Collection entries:
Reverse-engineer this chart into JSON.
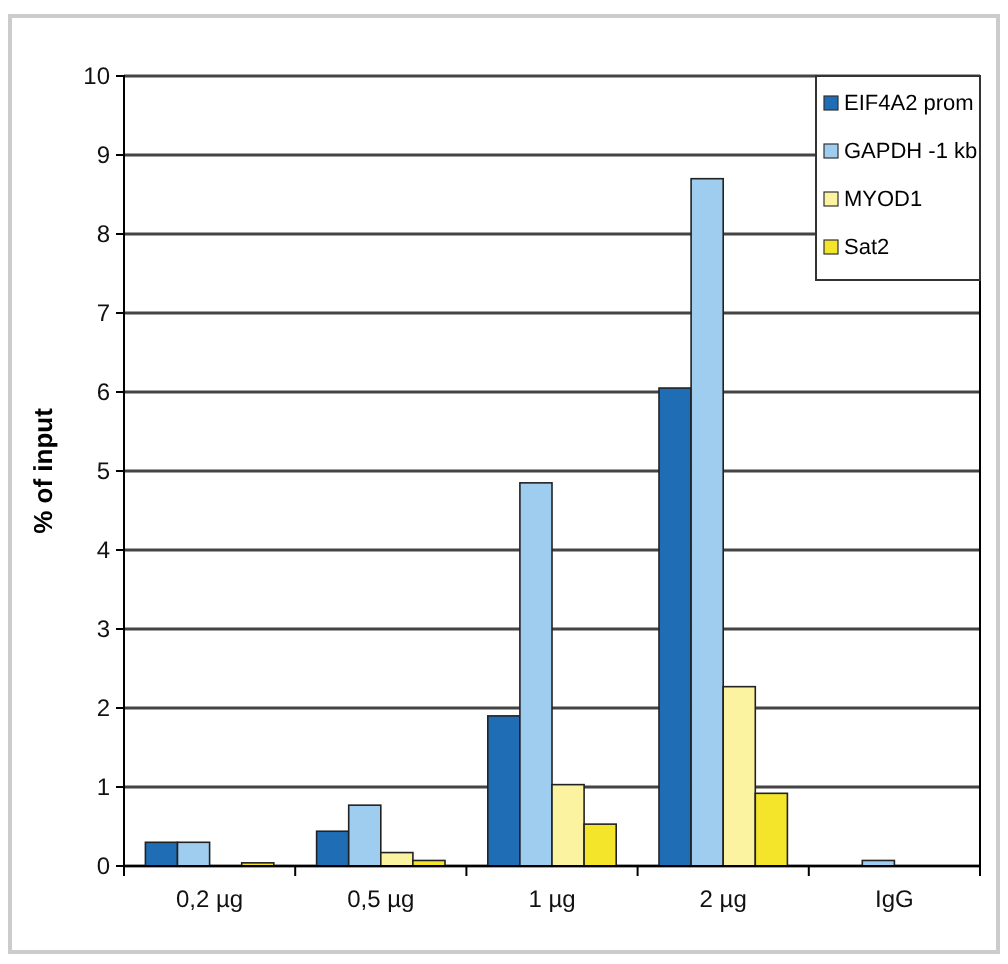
{
  "chart_data": {
    "type": "bar",
    "ylabel": "% of input",
    "categories": [
      "0,2 µg",
      "0,5 µg",
      "1 µg",
      "2 µg",
      "IgG"
    ],
    "series": [
      {
        "name": "EIF4A2 prom",
        "color": "#1f6db5",
        "values": [
          0.3,
          0.44,
          1.9,
          6.05,
          0
        ]
      },
      {
        "name": "GAPDH -1 kb",
        "color": "#9fcdf0",
        "values": [
          0.3,
          0.77,
          4.85,
          8.7,
          0.07
        ]
      },
      {
        "name": "MYOD1",
        "color": "#fbf3a0",
        "values": [
          0,
          0.17,
          1.03,
          2.27,
          null
        ]
      },
      {
        "name": "Sat2",
        "color": "#f5e52a",
        "values": [
          0.04,
          0.07,
          0.53,
          0.92,
          null
        ]
      }
    ],
    "ylim": [
      0,
      10
    ],
    "yticks": [
      0,
      1,
      2,
      3,
      4,
      5,
      6,
      7,
      8,
      9,
      10
    ],
    "grid": "y",
    "legend": "top right"
  }
}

■ EXERCISE BRIEF
Omit the pictures, then quote the rest of the material above exactly.

■ EXERCISE OUTPUT
Reverse-engineer this chart into JSON.
{
  "chart_data": {
    "type": "bar",
    "ylabel": "% of input",
    "categories": [
      "0,2 µg",
      "0,5 µg",
      "1 µg",
      "2 µg",
      "IgG"
    ],
    "series": [
      {
        "name": "EIF4A2 prom",
        "color": "#1f6db5",
        "values": [
          0.3,
          0.44,
          1.9,
          6.05,
          0
        ]
      },
      {
        "name": "GAPDH -1 kb",
        "color": "#9fcdf0",
        "values": [
          0.3,
          0.77,
          4.85,
          8.7,
          0.07
        ]
      },
      {
        "name": "MYOD1",
        "color": "#fbf3a0",
        "values": [
          0,
          0.17,
          1.03,
          2.27,
          null
        ]
      },
      {
        "name": "Sat2",
        "color": "#f5e52a",
        "values": [
          0.04,
          0.07,
          0.53,
          0.92,
          null
        ]
      }
    ],
    "ylim": [
      0,
      10
    ],
    "yticks": [
      0,
      1,
      2,
      3,
      4,
      5,
      6,
      7,
      8,
      9,
      10
    ],
    "grid": "y",
    "legend": "top right"
  }
}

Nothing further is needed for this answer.